Out of the lines in this data, how many include "true"? Give the number and nothing else.
* * * * *
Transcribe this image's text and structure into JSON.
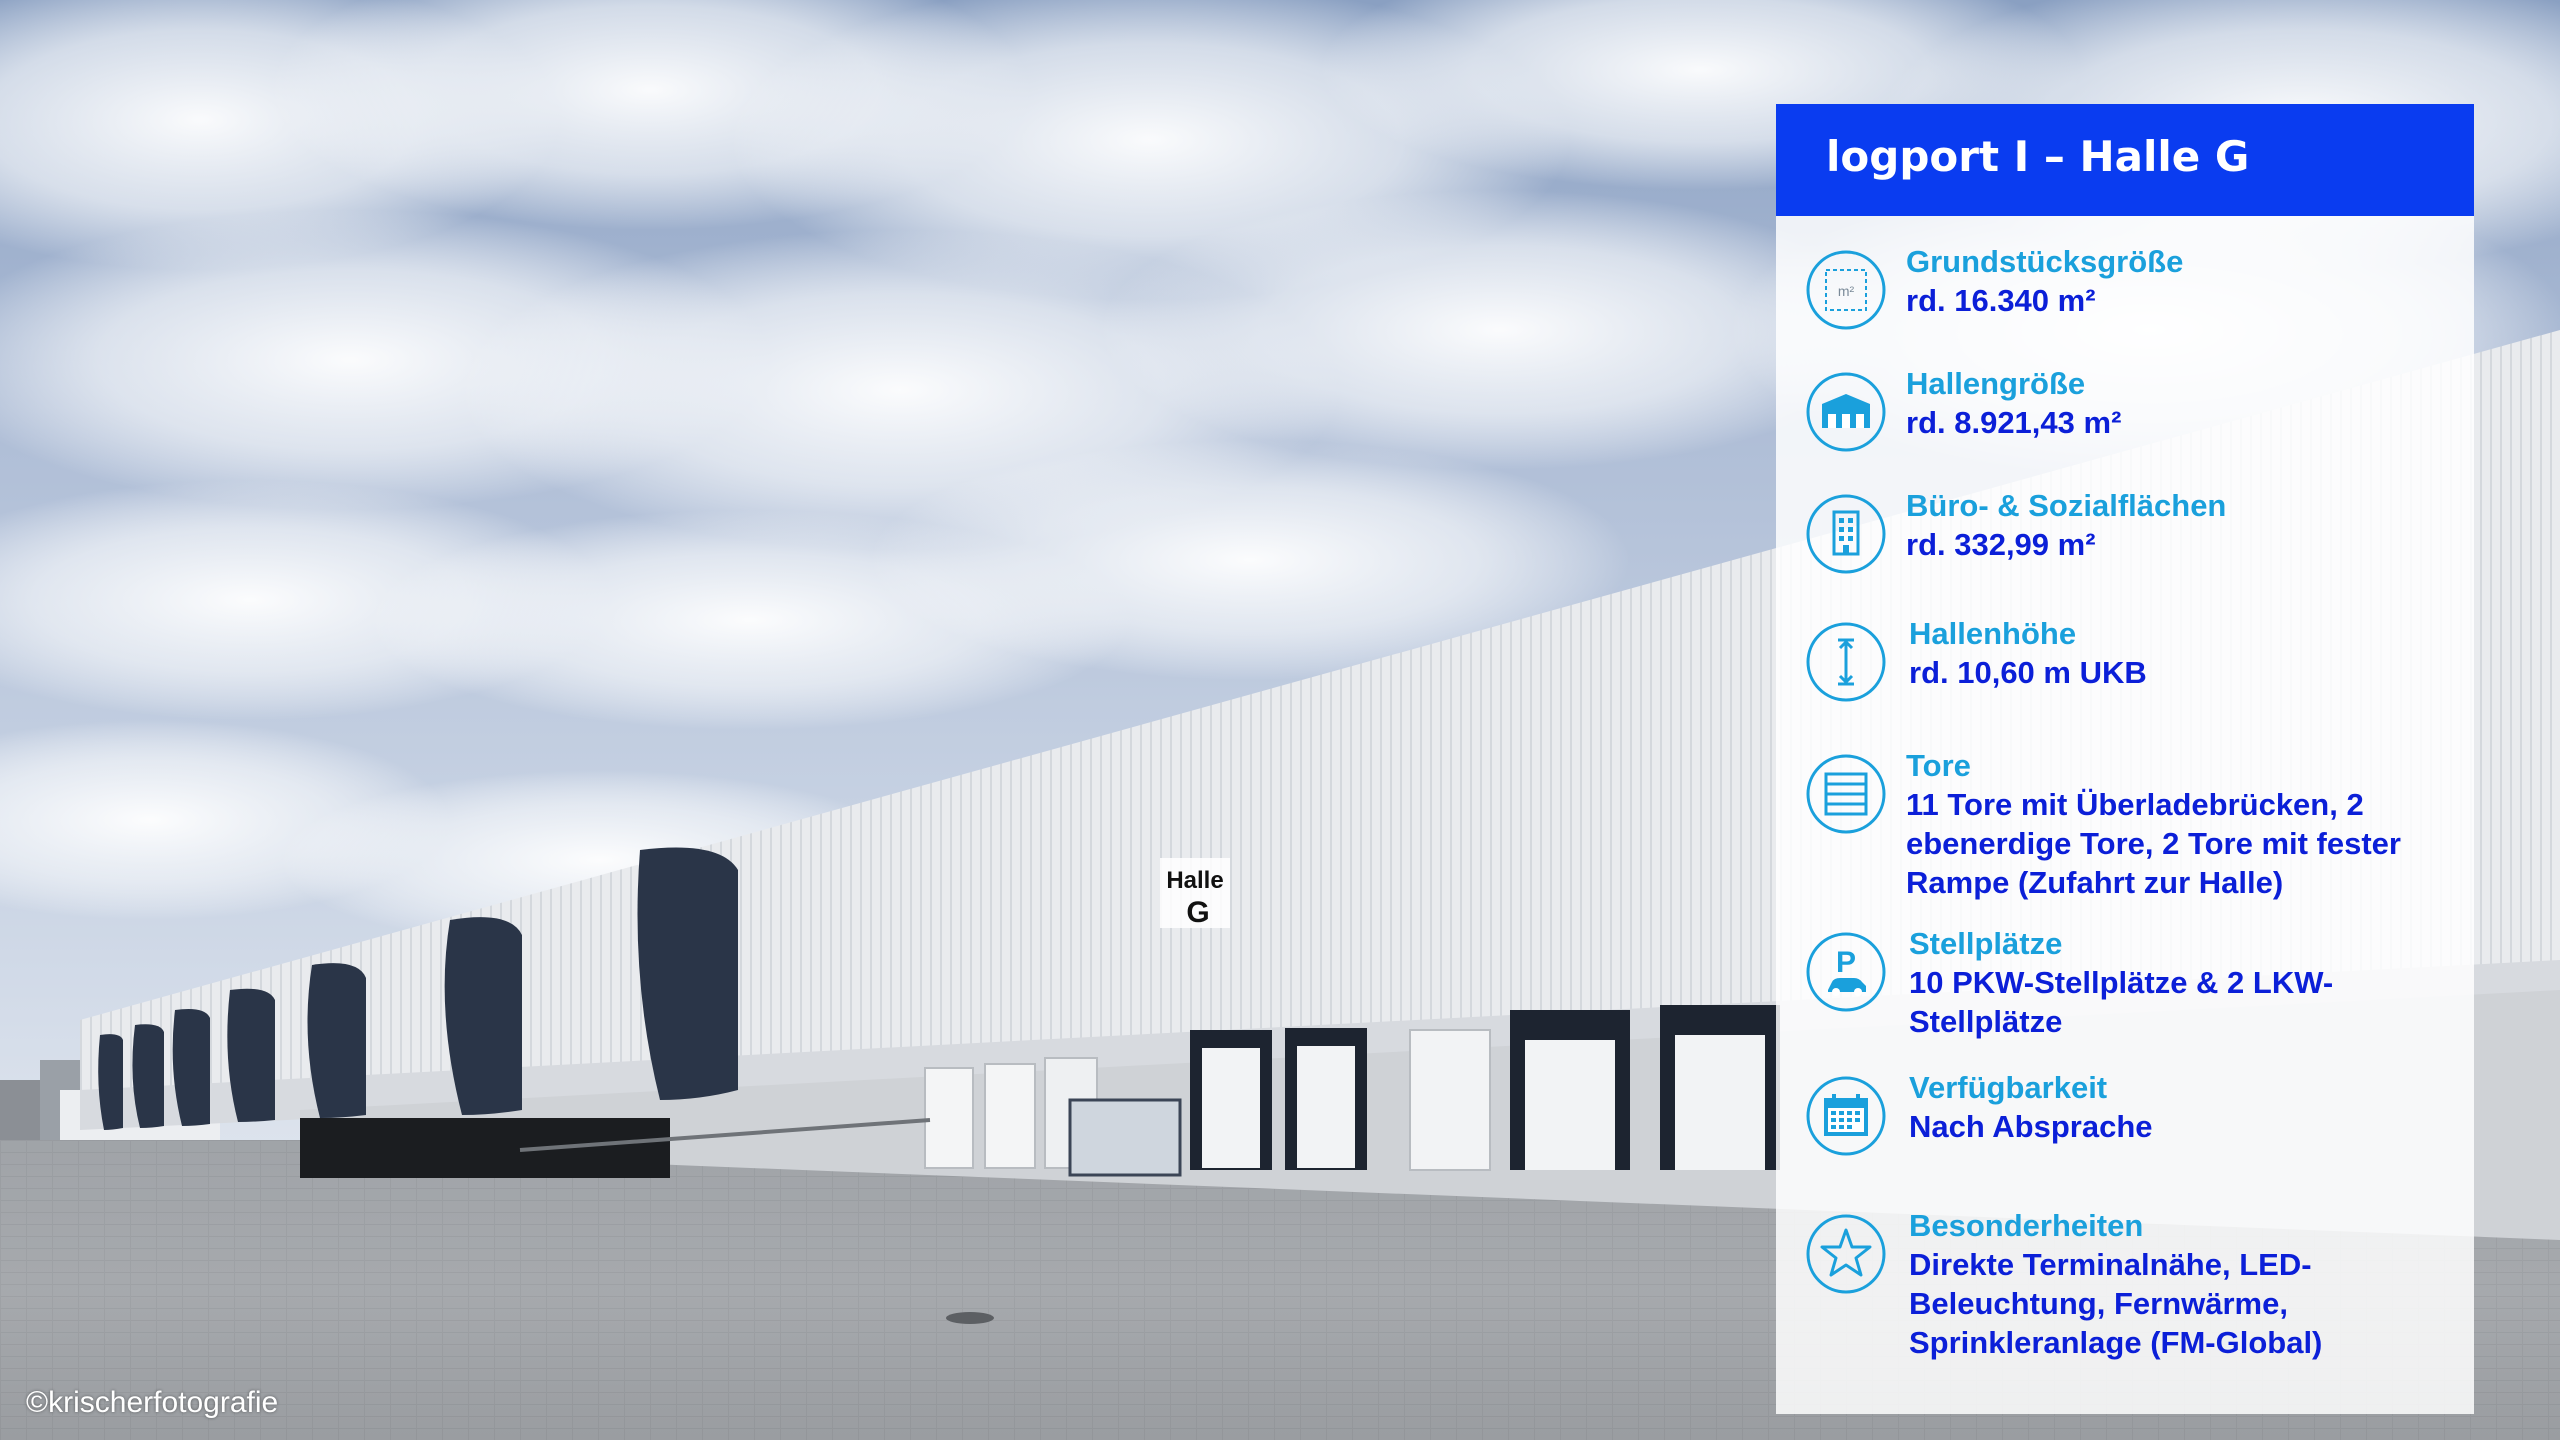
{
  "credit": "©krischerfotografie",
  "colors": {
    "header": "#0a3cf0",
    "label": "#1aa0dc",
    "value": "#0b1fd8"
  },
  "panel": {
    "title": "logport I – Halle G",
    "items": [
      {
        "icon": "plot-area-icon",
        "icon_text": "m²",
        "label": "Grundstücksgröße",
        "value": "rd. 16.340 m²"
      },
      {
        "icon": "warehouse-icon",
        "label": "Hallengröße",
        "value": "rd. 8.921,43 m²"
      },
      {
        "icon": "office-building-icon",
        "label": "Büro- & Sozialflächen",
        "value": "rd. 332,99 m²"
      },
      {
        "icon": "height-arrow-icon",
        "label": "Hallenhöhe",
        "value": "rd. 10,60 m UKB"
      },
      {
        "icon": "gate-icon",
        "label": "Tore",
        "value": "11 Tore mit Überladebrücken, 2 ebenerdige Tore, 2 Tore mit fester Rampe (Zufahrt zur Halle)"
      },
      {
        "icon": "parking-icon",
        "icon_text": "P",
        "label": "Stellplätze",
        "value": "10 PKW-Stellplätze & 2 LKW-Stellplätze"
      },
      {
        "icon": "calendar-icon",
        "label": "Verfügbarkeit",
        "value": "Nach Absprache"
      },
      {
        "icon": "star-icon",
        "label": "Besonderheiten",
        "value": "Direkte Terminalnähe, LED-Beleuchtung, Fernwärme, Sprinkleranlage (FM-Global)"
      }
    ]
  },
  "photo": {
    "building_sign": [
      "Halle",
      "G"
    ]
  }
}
* * * * *
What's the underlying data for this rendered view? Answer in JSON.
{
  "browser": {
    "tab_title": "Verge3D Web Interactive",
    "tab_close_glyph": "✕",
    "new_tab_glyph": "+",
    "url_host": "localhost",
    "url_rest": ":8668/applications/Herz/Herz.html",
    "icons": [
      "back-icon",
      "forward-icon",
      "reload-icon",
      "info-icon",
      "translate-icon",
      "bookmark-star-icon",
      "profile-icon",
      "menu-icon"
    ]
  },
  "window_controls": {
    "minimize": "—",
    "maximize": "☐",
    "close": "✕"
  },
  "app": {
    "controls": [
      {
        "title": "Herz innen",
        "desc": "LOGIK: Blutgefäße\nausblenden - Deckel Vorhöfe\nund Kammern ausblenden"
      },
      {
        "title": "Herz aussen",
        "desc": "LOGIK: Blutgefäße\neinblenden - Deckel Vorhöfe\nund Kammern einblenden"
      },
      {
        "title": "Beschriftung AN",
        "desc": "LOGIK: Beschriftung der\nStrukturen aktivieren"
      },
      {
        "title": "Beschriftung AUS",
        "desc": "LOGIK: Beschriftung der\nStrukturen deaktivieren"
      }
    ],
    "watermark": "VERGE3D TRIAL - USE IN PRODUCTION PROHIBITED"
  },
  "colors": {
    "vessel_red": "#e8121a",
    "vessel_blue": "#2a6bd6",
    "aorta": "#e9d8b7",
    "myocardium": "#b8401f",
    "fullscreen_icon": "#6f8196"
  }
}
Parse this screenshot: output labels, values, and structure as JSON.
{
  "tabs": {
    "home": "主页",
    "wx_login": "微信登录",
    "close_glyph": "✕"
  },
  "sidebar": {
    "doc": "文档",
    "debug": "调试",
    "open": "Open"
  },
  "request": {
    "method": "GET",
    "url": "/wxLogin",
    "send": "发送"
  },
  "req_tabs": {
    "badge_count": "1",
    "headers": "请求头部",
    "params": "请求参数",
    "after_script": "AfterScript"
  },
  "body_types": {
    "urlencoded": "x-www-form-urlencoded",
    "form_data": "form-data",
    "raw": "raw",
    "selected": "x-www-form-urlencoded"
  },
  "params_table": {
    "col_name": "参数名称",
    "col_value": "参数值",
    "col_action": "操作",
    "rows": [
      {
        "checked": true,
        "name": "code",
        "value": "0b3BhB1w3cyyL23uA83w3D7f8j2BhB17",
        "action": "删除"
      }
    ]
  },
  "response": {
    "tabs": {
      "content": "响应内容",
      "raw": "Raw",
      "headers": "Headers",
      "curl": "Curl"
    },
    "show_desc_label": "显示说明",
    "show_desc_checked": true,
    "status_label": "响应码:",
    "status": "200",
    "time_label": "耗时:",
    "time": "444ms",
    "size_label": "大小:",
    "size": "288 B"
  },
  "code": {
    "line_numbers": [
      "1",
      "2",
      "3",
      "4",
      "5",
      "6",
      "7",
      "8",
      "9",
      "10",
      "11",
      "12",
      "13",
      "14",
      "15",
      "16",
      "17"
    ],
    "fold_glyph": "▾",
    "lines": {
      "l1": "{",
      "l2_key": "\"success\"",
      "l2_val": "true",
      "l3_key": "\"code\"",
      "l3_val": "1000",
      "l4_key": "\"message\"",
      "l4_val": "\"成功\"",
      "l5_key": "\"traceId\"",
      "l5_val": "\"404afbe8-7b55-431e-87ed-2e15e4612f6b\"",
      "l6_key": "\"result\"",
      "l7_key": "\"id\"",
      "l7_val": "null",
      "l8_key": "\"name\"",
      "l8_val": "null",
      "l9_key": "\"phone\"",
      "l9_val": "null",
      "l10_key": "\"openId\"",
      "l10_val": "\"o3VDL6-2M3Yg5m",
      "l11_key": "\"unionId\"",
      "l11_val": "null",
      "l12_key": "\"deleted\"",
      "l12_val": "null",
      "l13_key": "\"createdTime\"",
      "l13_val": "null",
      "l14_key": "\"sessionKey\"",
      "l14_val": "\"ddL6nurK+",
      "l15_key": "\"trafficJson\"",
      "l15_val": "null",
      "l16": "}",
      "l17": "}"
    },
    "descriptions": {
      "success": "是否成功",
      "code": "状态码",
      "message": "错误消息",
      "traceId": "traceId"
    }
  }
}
* * * * *
◆ **RESULT**:
3